##### Records for this exercise #####

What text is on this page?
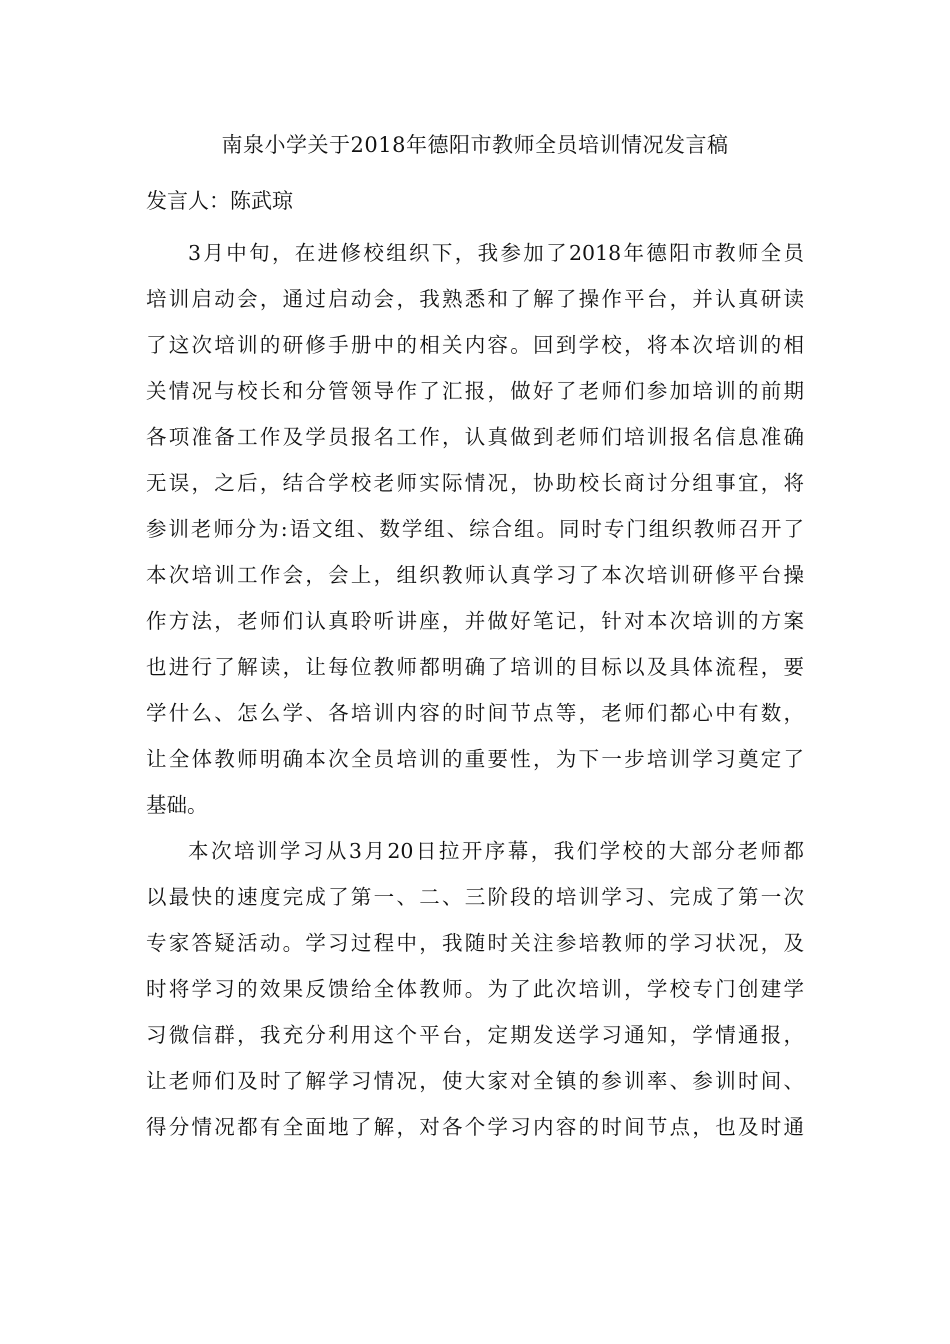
南泉小学关于2018年德阳市教师全员培训情况发言稿
发言人：陈武琼
3月中旬，在进修校组织下，我参加了2018年德阳市教师全员
培训启动会，通过启动会，我熟悉和了解了操作平台，并认真研读
了这次培训的研修手册中的相关内容。回到学校，将本次培训的相
关情况与校长和分管领导作了汇报，做好了老师们参加培训的前期
各项准备工作及学员报名工作，认真做到老师们培训报名信息准确
无误，之后，结合学校老师实际情况，协助校长商讨分组事宜，将
参训老师分为:语文组、数学组、综合组。同时专门组织教师召开了
本次培训工作会，会上，组织教师认真学习了本次培训研修平台操
作方法，老师们认真聆听讲座，并做好笔记，针对本次培训的方案
也进行了解读，让每位教师都明确了培训的目标以及具体流程，要
学什么、怎么学、各培训内容的时间节点等，老师们都心中有数，
让全体教师明确本次全员培训的重要性，为下一步培训学习奠定了
基础。
本次培训学习从3月20日拉开序幕，我们学校的大部分老师都
以最快的速度完成了第一、二、三阶段的培训学习、完成了第一次
专家答疑活动。学习过程中，我随时关注参培教师的学习状况，及
时将学习的效果反馈给全体教师。为了此次培训，学校专门创建学
习微信群，我充分利用这个平台，定期发送学习通知，学情通报，
让老师们及时了解学习情况，使大家对全镇的参训率、参训时间、
得分情况都有全面地了解，对各个学习内容的时间节点，也及时通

#####

Transcribe each entry above exactly, apart from the pictures.

§ Exercise response
What text is on this page?
南泉小学关于2018年德阳市教师全员培训情况发言稿
发言人：陈武琼
3月中旬，在进修校组织下，我参加了2018年德阳市教师全员
培训启动会，通过启动会，我熟悉和了解了操作平台，并认真研读
了这次培训的研修手册中的相关内容。回到学校，将本次培训的相
关情况与校长和分管领导作了汇报，做好了老师们参加培训的前期
各项准备工作及学员报名工作，认真做到老师们培训报名信息准确
无误，之后，结合学校老师实际情况，协助校长商讨分组事宜，将
参训老师分为:语文组、数学组、综合组。同时专门组织教师召开了
本次培训工作会，会上，组织教师认真学习了本次培训研修平台操
作方法，老师们认真聆听讲座，并做好笔记，针对本次培训的方案
也进行了解读，让每位教师都明确了培训的目标以及具体流程，要
学什么、怎么学、各培训内容的时间节点等，老师们都心中有数，
让全体教师明确本次全员培训的重要性，为下一步培训学习奠定了
基础。
本次培训学习从3月20日拉开序幕，我们学校的大部分老师都
以最快的速度完成了第一、二、三阶段的培训学习、完成了第一次
专家答疑活动。学习过程中，我随时关注参培教师的学习状况，及
时将学习的效果反馈给全体教师。为了此次培训，学校专门创建学
习微信群，我充分利用这个平台，定期发送学习通知，学情通报，
让老师们及时了解学习情况，使大家对全镇的参训率、参训时间、
得分情况都有全面地了解，对各个学习内容的时间节点，也及时通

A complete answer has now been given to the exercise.